## THE TASK:
Return the lines below that carry the word "FLEXIÓN".

[Figure data in JSON]
===============

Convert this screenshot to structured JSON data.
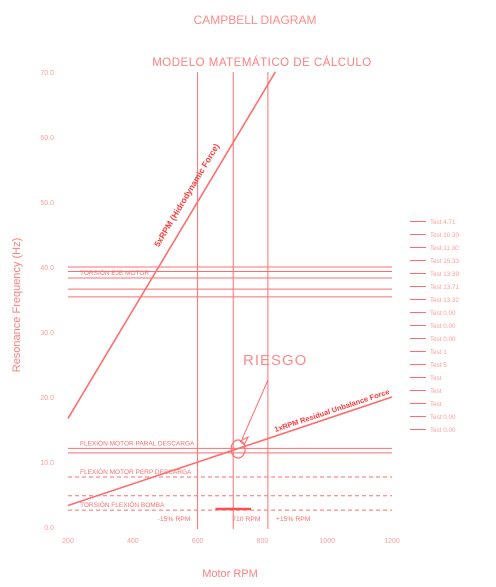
{
  "chart_data": {
    "type": "line",
    "title": "CAMPBELL DIAGRAM",
    "subtitle": "MODELO MATEMÁTICO DE CÁLCULO",
    "xlabel": "Motor RPM",
    "ylabel": "Resonance Frequency (Hz)",
    "xlim": [
      200,
      1200
    ],
    "ylim": [
      0,
      70
    ],
    "x_ticks": [
      "200",
      "400",
      "600",
      "800",
      "1000",
      "1200"
    ],
    "y_ticks": [
      "0.0",
      "10.0",
      "20.0",
      "30.0",
      "40.0",
      "50.0",
      "60.0",
      "70.0"
    ],
    "grid": false,
    "colors": {
      "main": "#ff6e6e",
      "light": "#ff9c9c"
    },
    "series": [
      {
        "name": "5xRPM (Hidrodynamic Force)",
        "x": [
          200,
          840
        ],
        "y": [
          16.7,
          70
        ]
      },
      {
        "name": "1xRPM Residual Unbalance Force",
        "x": [
          200,
          1200
        ],
        "y": [
          3.3,
          20
        ]
      }
    ],
    "vertical_lines": [
      {
        "x": 600,
        "label": "-15% RPM"
      },
      {
        "x": 710,
        "label": "710 RPM"
      },
      {
        "x": 817,
        "label": "+15% RPM"
      }
    ],
    "horizontal_lines": [
      {
        "y": 40.0,
        "label": ""
      },
      {
        "y": 39.3,
        "label": ""
      },
      {
        "y": 38.3,
        "label": "TORSIÓN EJE MOTOR"
      },
      {
        "y": 36.6,
        "label": ""
      },
      {
        "y": 35.4,
        "label": ""
      },
      {
        "y": 12.1,
        "label": "FLEXIÓN MOTOR PARAL DESCARGA"
      },
      {
        "y": 11.4,
        "label": ""
      },
      {
        "y": 7.7,
        "label": "FLEXIÓN MOTOR PERP DESCARGA"
      },
      {
        "y": 4.8,
        "label": ""
      },
      {
        "y": 2.6,
        "label": "TORSIÓN FLEXIÓN BOMBA"
      }
    ],
    "legend": [
      {
        "label": "Test 4.71",
        "y": 47.0
      },
      {
        "label": "Test 10.30",
        "y": 45.0
      },
      {
        "label": "Test 11.30",
        "y": 43.0
      },
      {
        "label": "Test 15.33",
        "y": 41.0
      },
      {
        "label": "Test 13.39",
        "y": 39.0
      },
      {
        "label": "Test 13.71",
        "y": 37.0
      },
      {
        "label": "Test 13.32",
        "y": 35.0
      },
      {
        "label": "Test 0.00",
        "y": 33.0
      },
      {
        "label": "Test 0.00",
        "y": 31.0
      },
      {
        "label": "Test 0.00",
        "y": 29.0
      },
      {
        "label": "Test 1",
        "y": 27.0
      },
      {
        "label": "Test 5",
        "y": 25.0
      },
      {
        "label": "Test",
        "y": 23.0
      },
      {
        "label": "Test",
        "y": 21.0
      },
      {
        "label": "Test",
        "y": 19.0
      },
      {
        "label": "Test 0.00",
        "y": 17.0
      },
      {
        "label": "Test 0.00",
        "y": 15.0
      }
    ],
    "annotations": {
      "risk_label": "RIESGO",
      "risk_point": {
        "x": 725,
        "y": 12.0
      }
    }
  }
}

===============

## THE COMPLETED TASK:
        "label": "FLEXIÓN MOTOR PARAL DESCARGA"
        "label": "FLEXIÓN MOTOR PERP DESCARGA"
        "label": "TORSIÓN FLEXIÓN BOMBA"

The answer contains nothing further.